*Items from a data source*:
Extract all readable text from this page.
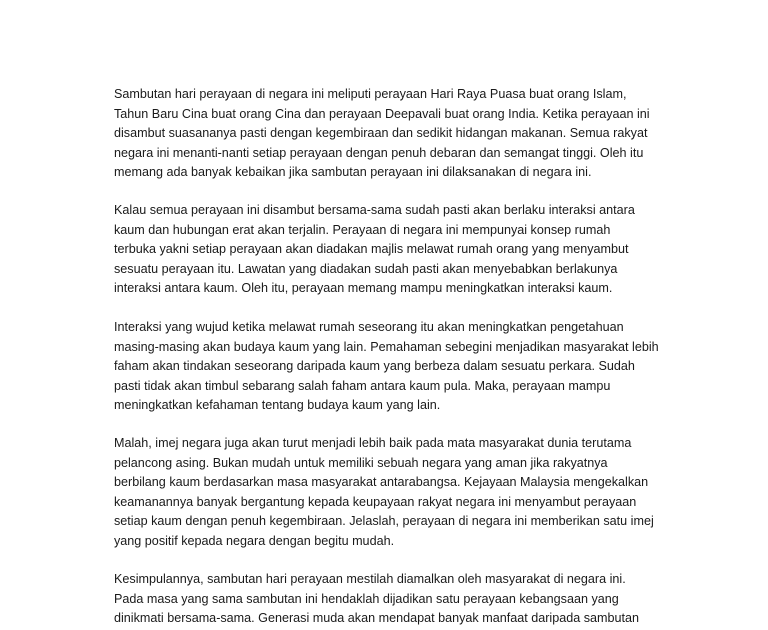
Sambutan hari perayaan di negara ini meliputi perayaan Hari Raya Puasa buat orang Islam,
Tahun Baru Cina buat orang Cina dan perayaan Deepavali buat orang India. Ketika perayaan ini
disambut suasananya pasti dengan kegembiraan dan sedikit hidangan makanan. Semua rakyat
negara ini menanti-nanti setiap perayaan dengan penuh debaran dan semangat tinggi. Oleh itu
memang ada banyak kebaikan jika sambutan perayaan ini dilaksanakan di negara ini.

Kalau semua perayaan ini disambut bersama-sama sudah pasti akan berlaku interaksi antara
kaum dan hubungan erat akan terjalin. Perayaan di negara ini mempunyai konsep rumah
terbuka yakni setiap perayaan akan diadakan majlis melawat rumah orang yang menyambut
sesuatu perayaan itu. Lawatan yang diadakan sudah pasti akan menyebabkan berlakunya
interaksi antara kaum. Oleh itu, perayaan memang mampu meningkatkan interaksi kaum.

Interaksi yang wujud ketika melawat rumah seseorang itu akan meningkatkan pengetahuan
masing-masing akan budaya kaum yang lain. Pemahaman sebegini menjadikan masyarakat lebih
faham akan tindakan seseorang daripada kaum yang berbeza dalam sesuatu perkara. Sudah
pasti tidak akan timbul sebarang salah faham antara kaum pula. Maka, perayaan mampu
meningkatkan kefahaman tentang budaya kaum yang lain.

Malah, imej negara juga akan turut menjadi lebih baik pada mata masyarakat dunia terutama
pelancong asing. Bukan mudah untuk memiliki sebuah negara yang aman jika rakyatnya
berbilang kaum berdasarkan masa masyarakat antarabangsa. Kejayaan Malaysia mengekalkan
keamanannya banyak bergantung kepada keupayaan rakyat negara ini menyambut perayaan
setiap kaum dengan penuh kegembiraan. Jelaslah, perayaan di negara ini memberikan satu imej
yang positif kepada negara dengan begitu mudah.

Kesimpulannya, sambutan hari perayaan mestilah diamalkan oleh masyarakat di negara ini.
Pada masa yang sama sambutan ini hendaklah dijadikan satu perayaan kebangsaan yang
dinikmati bersama-sama. Generasi muda akan mendapat banyak manfaat daripada sambutan
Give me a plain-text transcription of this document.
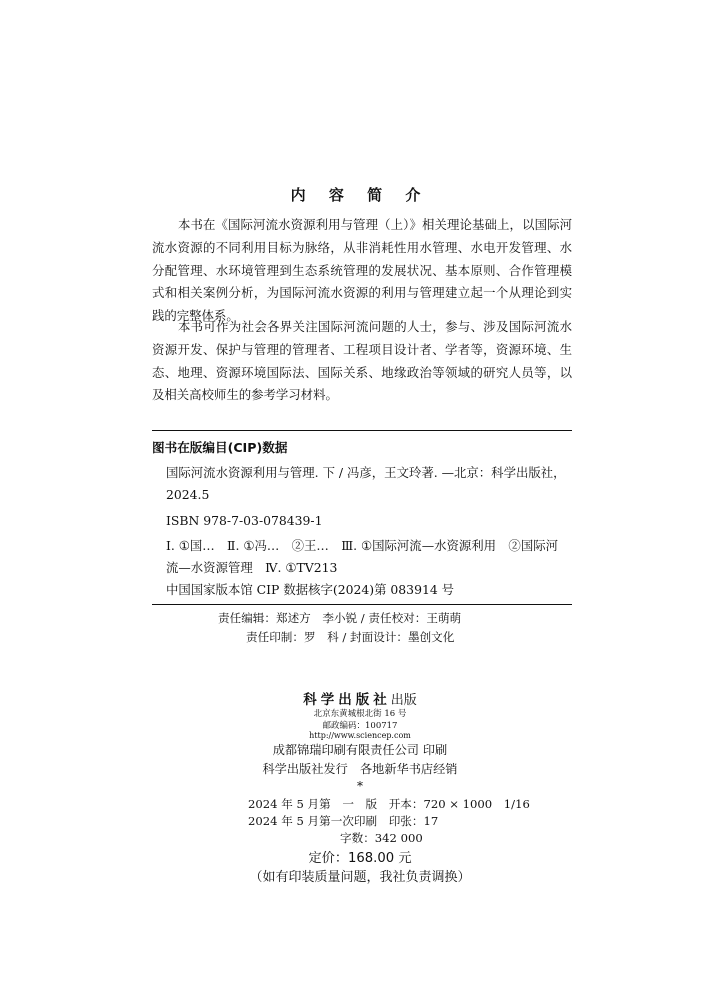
内 容 简 介

本书在《国际河流水资源利用与管理（上）》相关理论基础上，以国际河流水资源的不同利用目标为脉络，从非消耗性用水管理、水电开发管理、水分配管理、水环境管理到生态系统管理的发展状况、基本原则、合作管理模式和相关案例分析，为国际河流水资源的利用与管理建立起一个从理论到实践的完整体系。

本书可作为社会各界关注国际河流问题的人士，参与、涉及国际河流水资源开发、保护与管理的管理者、工程项目设计者、学者等，资源环境、生态、地理、资源环境国际法、国际关系、地缘政治等领域的研究人员等，以及相关高校师生的参考学习材料。

图书在版编目(CIP)数据

国际河流水资源利用与管理. 下 / 冯彦，王文玲著. —北京：科学出版社，2024.5

ISBN 978-7-03-078439-1

Ⅰ. ①国…　Ⅱ. ①冯…　②王…　Ⅲ. ①国际河流—水资源利用　②国际河流—水资源管理　Ⅳ. ①TV213

中国国家版本馆 CIP 数据核字(2024)第 083914 号

责任编辑：郑述方　李小锐 / 责任校对：王萌萌
责任印制：罗　科 / 封面设计：墨创文化
科学出版社出版
北京东黄城根北街 16 号
邮政编码：100717
http://www.sciencep.com
成都锦瑞印刷有限责任公司 印刷
科学出版社发行　各地新华书店经销
*
2024 年 5 月第　一　版　开本：720 × 1000　1/16
2024 年 5 月第一次印刷　印张：17
字数：342 000
定价：168.00 元
（如有印装质量问题，我社负责调换）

*Given instruction*:
Only lines with "buat" are wanted here; list each of them.

*Solution for this exercise*:
Sambutan hari perayaan di negara ini meliputi perayaan Hari Raya Puasa buat orang Islam,
Tahun Baru Cina buat orang Cina dan perayaan Deepavali buat orang India. Ketika perayaan ini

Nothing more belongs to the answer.